### [Exercise instructions]
Print each of the entries exactly, leaving nothing out.

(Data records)

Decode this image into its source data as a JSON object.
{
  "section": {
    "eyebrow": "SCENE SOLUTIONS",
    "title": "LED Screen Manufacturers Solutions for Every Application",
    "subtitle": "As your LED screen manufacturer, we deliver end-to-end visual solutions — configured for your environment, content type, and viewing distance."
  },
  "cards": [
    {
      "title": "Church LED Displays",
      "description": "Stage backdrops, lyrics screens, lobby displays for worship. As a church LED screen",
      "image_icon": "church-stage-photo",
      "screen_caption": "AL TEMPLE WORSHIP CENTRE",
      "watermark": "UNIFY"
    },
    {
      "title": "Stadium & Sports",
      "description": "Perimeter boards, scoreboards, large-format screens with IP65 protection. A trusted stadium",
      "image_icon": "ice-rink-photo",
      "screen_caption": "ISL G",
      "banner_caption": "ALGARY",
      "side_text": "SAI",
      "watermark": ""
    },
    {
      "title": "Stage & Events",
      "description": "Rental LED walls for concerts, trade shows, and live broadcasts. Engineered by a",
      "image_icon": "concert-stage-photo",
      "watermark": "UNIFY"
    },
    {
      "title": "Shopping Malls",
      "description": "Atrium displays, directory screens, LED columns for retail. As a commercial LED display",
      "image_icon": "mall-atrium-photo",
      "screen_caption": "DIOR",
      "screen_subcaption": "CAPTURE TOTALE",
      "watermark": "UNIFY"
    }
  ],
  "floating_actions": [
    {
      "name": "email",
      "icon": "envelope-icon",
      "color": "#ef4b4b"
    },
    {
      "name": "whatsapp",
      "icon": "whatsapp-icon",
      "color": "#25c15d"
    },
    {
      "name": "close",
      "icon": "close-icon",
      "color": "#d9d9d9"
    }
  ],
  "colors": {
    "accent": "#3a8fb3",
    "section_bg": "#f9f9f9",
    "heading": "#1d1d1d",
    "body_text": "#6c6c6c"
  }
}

### [Reply]
Decode this image into its source data as a JSON object.
{
  "section": {
    "eyebrow": "SCENE SOLUTIONS",
    "title": "LED Screen Manufacturers Solutions for Every Application",
    "subtitle": "As your LED screen manufacturer, we deliver end-to-end visual solutions — configured for your environment, content type, and viewing distance."
  },
  "cards": [
    {
      "title": "Church LED Displays",
      "description": "Stage backdrops, lyrics screens, lobby displays for worship. As a church LED screen",
      "image_icon": "church-stage-photo",
      "screen_caption": "AL TEMPLE WORSHIP CENTRE",
      "watermark": "UNIFY"
    },
    {
      "title": "Stadium & Sports",
      "description": "Perimeter boards, scoreboards, large-format screens with IP65 protection. A trusted stadium",
      "image_icon": "ice-rink-photo",
      "screen_caption": "ISL G",
      "banner_caption": "ALGARY",
      "side_text": "SAI",
      "watermark": ""
    },
    {
      "title": "Stage & Events",
      "description": "Rental LED walls for concerts, trade shows, and live broadcasts. Engineered by a",
      "image_icon": "concert-stage-photo",
      "watermark": "UNIFY"
    },
    {
      "title": "Shopping Malls",
      "description": "Atrium displays, directory screens, LED columns for retail. As a commercial LED display",
      "image_icon": "mall-atrium-photo",
      "screen_caption": "DIOR",
      "screen_subcaption": "CAPTURE TOTALE",
      "watermark": "UNIFY"
    }
  ],
  "floating_actions": [
    {
      "name": "email",
      "icon": "envelope-icon",
      "color": "#ef4b4b"
    },
    {
      "name": "whatsapp",
      "icon": "whatsapp-icon",
      "color": "#25c15d"
    },
    {
      "name": "close",
      "icon": "close-icon",
      "color": "#d9d9d9"
    }
  ],
  "colors": {
    "accent": "#3a8fb3",
    "section_bg": "#f9f9f9",
    "heading": "#1d1d1d",
    "body_text": "#6c6c6c"
  }
}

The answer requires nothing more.